» **INSTRUCTION**
Please give the listing again in its entirety, exactly as written.

___ GIVEN INFORMATION

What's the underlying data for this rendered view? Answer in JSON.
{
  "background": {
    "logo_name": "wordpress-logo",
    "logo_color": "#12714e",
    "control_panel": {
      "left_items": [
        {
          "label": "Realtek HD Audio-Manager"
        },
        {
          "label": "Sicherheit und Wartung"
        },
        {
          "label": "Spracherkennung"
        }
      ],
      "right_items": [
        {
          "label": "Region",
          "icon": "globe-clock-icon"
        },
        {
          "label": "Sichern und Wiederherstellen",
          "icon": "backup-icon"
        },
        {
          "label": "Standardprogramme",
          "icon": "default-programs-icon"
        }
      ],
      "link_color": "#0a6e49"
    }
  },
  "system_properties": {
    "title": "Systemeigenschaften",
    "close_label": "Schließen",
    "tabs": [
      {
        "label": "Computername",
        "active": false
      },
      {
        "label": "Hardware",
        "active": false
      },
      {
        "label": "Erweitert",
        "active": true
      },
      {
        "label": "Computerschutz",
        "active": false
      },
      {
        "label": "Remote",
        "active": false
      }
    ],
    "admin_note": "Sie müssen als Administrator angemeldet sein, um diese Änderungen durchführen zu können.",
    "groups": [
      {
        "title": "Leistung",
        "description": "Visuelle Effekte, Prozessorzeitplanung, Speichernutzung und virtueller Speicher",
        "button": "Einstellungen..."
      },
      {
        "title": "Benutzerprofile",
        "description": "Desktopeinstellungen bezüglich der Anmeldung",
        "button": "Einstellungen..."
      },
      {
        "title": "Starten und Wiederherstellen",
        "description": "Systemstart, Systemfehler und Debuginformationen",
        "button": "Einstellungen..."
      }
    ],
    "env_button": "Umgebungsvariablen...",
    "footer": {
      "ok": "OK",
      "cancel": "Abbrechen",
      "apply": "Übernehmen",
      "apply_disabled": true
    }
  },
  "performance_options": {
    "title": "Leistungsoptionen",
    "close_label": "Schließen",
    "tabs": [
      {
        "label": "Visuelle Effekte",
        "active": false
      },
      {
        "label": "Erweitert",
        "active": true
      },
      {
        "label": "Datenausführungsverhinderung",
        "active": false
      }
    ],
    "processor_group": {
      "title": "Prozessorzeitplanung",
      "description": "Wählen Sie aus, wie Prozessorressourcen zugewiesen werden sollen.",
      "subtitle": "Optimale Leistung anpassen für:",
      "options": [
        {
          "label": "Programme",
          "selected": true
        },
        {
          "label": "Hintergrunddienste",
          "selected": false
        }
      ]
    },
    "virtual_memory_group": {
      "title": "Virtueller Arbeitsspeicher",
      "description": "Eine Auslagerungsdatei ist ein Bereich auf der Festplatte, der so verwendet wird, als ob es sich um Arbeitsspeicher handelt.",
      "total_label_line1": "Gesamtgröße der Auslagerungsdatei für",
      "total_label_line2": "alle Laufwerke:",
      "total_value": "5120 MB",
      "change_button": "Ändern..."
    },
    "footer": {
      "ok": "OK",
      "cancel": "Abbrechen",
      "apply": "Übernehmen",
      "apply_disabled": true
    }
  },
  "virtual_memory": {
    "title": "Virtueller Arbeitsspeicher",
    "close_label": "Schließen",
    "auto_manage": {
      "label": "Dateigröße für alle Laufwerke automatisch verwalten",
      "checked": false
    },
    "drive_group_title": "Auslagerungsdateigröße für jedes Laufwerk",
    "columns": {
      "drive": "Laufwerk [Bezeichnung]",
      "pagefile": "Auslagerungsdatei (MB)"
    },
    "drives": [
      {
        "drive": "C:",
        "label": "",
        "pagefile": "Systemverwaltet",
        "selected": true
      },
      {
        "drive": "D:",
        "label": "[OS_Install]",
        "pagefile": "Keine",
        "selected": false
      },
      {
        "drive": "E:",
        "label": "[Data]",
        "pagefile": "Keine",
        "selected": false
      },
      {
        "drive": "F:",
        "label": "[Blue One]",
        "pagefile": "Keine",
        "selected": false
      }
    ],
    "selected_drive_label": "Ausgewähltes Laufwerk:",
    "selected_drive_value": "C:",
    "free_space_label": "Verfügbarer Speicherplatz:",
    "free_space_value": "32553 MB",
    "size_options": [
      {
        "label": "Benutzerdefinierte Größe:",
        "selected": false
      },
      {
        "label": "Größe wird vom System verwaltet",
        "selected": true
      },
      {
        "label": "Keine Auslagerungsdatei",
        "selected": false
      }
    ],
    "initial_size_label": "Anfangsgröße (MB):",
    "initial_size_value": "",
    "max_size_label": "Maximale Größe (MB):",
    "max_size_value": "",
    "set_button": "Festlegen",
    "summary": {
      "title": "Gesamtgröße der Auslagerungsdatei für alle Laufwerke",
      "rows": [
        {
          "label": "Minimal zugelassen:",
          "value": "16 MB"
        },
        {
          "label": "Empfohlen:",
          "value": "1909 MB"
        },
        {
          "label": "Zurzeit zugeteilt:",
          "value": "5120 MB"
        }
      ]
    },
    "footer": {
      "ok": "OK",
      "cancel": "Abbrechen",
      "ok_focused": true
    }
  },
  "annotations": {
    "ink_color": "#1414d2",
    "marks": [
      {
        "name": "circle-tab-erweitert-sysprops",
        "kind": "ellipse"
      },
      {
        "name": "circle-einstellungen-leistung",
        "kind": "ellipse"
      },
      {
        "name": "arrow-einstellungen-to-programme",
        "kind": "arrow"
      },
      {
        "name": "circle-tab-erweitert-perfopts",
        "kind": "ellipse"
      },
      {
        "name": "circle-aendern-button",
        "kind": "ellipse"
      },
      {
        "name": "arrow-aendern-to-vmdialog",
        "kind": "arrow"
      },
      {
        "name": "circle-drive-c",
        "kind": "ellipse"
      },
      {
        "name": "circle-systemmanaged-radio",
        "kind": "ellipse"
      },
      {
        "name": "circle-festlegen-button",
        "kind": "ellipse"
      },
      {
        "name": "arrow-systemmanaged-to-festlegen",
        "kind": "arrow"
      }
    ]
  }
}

______

» **THE RESPONSE**
What's the underlying data for this rendered view? Answer in JSON.
{
  "background": {
    "logo_name": "wordpress-logo",
    "logo_color": "#12714e",
    "control_panel": {
      "left_items": [
        {
          "label": "Realtek HD Audio-Manager"
        },
        {
          "label": "Sicherheit und Wartung"
        },
        {
          "label": "Spracherkennung"
        }
      ],
      "right_items": [
        {
          "label": "Region",
          "icon": "globe-clock-icon"
        },
        {
          "label": "Sichern und Wiederherstellen",
          "icon": "backup-icon"
        },
        {
          "label": "Standardprogramme",
          "icon": "default-programs-icon"
        }
      ],
      "link_color": "#0a6e49"
    }
  },
  "system_properties": {
    "title": "Systemeigenschaften",
    "close_label": "Schließen",
    "tabs": [
      {
        "label": "Computername",
        "active": false
      },
      {
        "label": "Hardware",
        "active": false
      },
      {
        "label": "Erweitert",
        "active": true
      },
      {
        "label": "Computerschutz",
        "active": false
      },
      {
        "label": "Remote",
        "active": false
      }
    ],
    "admin_note": "Sie müssen als Administrator angemeldet sein, um diese Änderungen durchführen zu können.",
    "groups": [
      {
        "title": "Leistung",
        "description": "Visuelle Effekte, Prozessorzeitplanung, Speichernutzung und virtueller Speicher",
        "button": "Einstellungen..."
      },
      {
        "title": "Benutzerprofile",
        "description": "Desktopeinstellungen bezüglich der Anmeldung",
        "button": "Einstellungen..."
      },
      {
        "title": "Starten und Wiederherstellen",
        "description": "Systemstart, Systemfehler und Debuginformationen",
        "button": "Einstellungen..."
      }
    ],
    "env_button": "Umgebungsvariablen...",
    "footer": {
      "ok": "OK",
      "cancel": "Abbrechen",
      "apply": "Übernehmen",
      "apply_disabled": true
    }
  },
  "performance_options": {
    "title": "Leistungsoptionen",
    "close_label": "Schließen",
    "tabs": [
      {
        "label": "Visuelle Effekte",
        "active": false
      },
      {
        "label": "Erweitert",
        "active": true
      },
      {
        "label": "Datenausführungsverhinderung",
        "active": false
      }
    ],
    "processor_group": {
      "title": "Prozessorzeitplanung",
      "description": "Wählen Sie aus, wie Prozessorressourcen zugewiesen werden sollen.",
      "subtitle": "Optimale Leistung anpassen für:",
      "options": [
        {
          "label": "Programme",
          "selected": true
        },
        {
          "label": "Hintergrunddienste",
          "selected": false
        }
      ]
    },
    "virtual_memory_group": {
      "title": "Virtueller Arbeitsspeicher",
      "description": "Eine Auslagerungsdatei ist ein Bereich auf der Festplatte, der so verwendet wird, als ob es sich um Arbeitsspeicher handelt.",
      "total_label_line1": "Gesamtgröße der Auslagerungsdatei für",
      "total_label_line2": "alle Laufwerke:",
      "total_value": "5120 MB",
      "change_button": "Ändern..."
    },
    "footer": {
      "ok": "OK",
      "cancel": "Abbrechen",
      "apply": "Übernehmen",
      "apply_disabled": true
    }
  },
  "virtual_memory": {
    "title": "Virtueller Arbeitsspeicher",
    "close_label": "Schließen",
    "auto_manage": {
      "label": "Dateigröße für alle Laufwerke automatisch verwalten",
      "checked": false
    },
    "drive_group_title": "Auslagerungsdateigröße für jedes Laufwerk",
    "columns": {
      "drive": "Laufwerk [Bezeichnung]",
      "pagefile": "Auslagerungsdatei (MB)"
    },
    "drives": [
      {
        "drive": "C:",
        "label": "",
        "pagefile": "Systemverwaltet",
        "selected": true
      },
      {
        "drive": "D:",
        "label": "[OS_Install]",
        "pagefile": "Keine",
        "selected": false
      },
      {
        "drive": "E:",
        "label": "[Data]",
        "pagefile": "Keine",
        "selected": false
      },
      {
        "drive": "F:",
        "label": "[Blue One]",
        "pagefile": "Keine",
        "selected": false
      }
    ],
    "selected_drive_label": "Ausgewähltes Laufwerk:",
    "selected_drive_value": "C:",
    "free_space_label": "Verfügbarer Speicherplatz:",
    "free_space_value": "32553 MB",
    "size_options": [
      {
        "label": "Benutzerdefinierte Größe:",
        "selected": false
      },
      {
        "label": "Größe wird vom System verwaltet",
        "selected": true
      },
      {
        "label": "Keine Auslagerungsdatei",
        "selected": false
      }
    ],
    "initial_size_label": "Anfangsgröße (MB):",
    "initial_size_value": "",
    "max_size_label": "Maximale Größe (MB):",
    "max_size_value": "",
    "set_button": "Festlegen",
    "summary": {
      "title": "Gesamtgröße der Auslagerungsdatei für alle Laufwerke",
      "rows": [
        {
          "label": "Minimal zugelassen:",
          "value": "16 MB"
        },
        {
          "label": "Empfohlen:",
          "value": "1909 MB"
        },
        {
          "label": "Zurzeit zugeteilt:",
          "value": "5120 MB"
        }
      ]
    },
    "footer": {
      "ok": "OK",
      "cancel": "Abbrechen",
      "ok_focused": true
    }
  },
  "annotations": {
    "ink_color": "#1414d2",
    "marks": [
      {
        "name": "circle-tab-erweitert-sysprops",
        "kind": "ellipse"
      },
      {
        "name": "circle-einstellungen-leistung",
        "kind": "ellipse"
      },
      {
        "name": "arrow-einstellungen-to-programme",
        "kind": "arrow"
      },
      {
        "name": "circle-tab-erweitert-perfopts",
        "kind": "ellipse"
      },
      {
        "name": "circle-aendern-button",
        "kind": "ellipse"
      },
      {
        "name": "arrow-aendern-to-vmdialog",
        "kind": "arrow"
      },
      {
        "name": "circle-drive-c",
        "kind": "ellipse"
      },
      {
        "name": "circle-systemmanaged-radio",
        "kind": "ellipse"
      },
      {
        "name": "circle-festlegen-button",
        "kind": "ellipse"
      },
      {
        "name": "arrow-systemmanaged-to-festlegen",
        "kind": "arrow"
      }
    ]
  }
}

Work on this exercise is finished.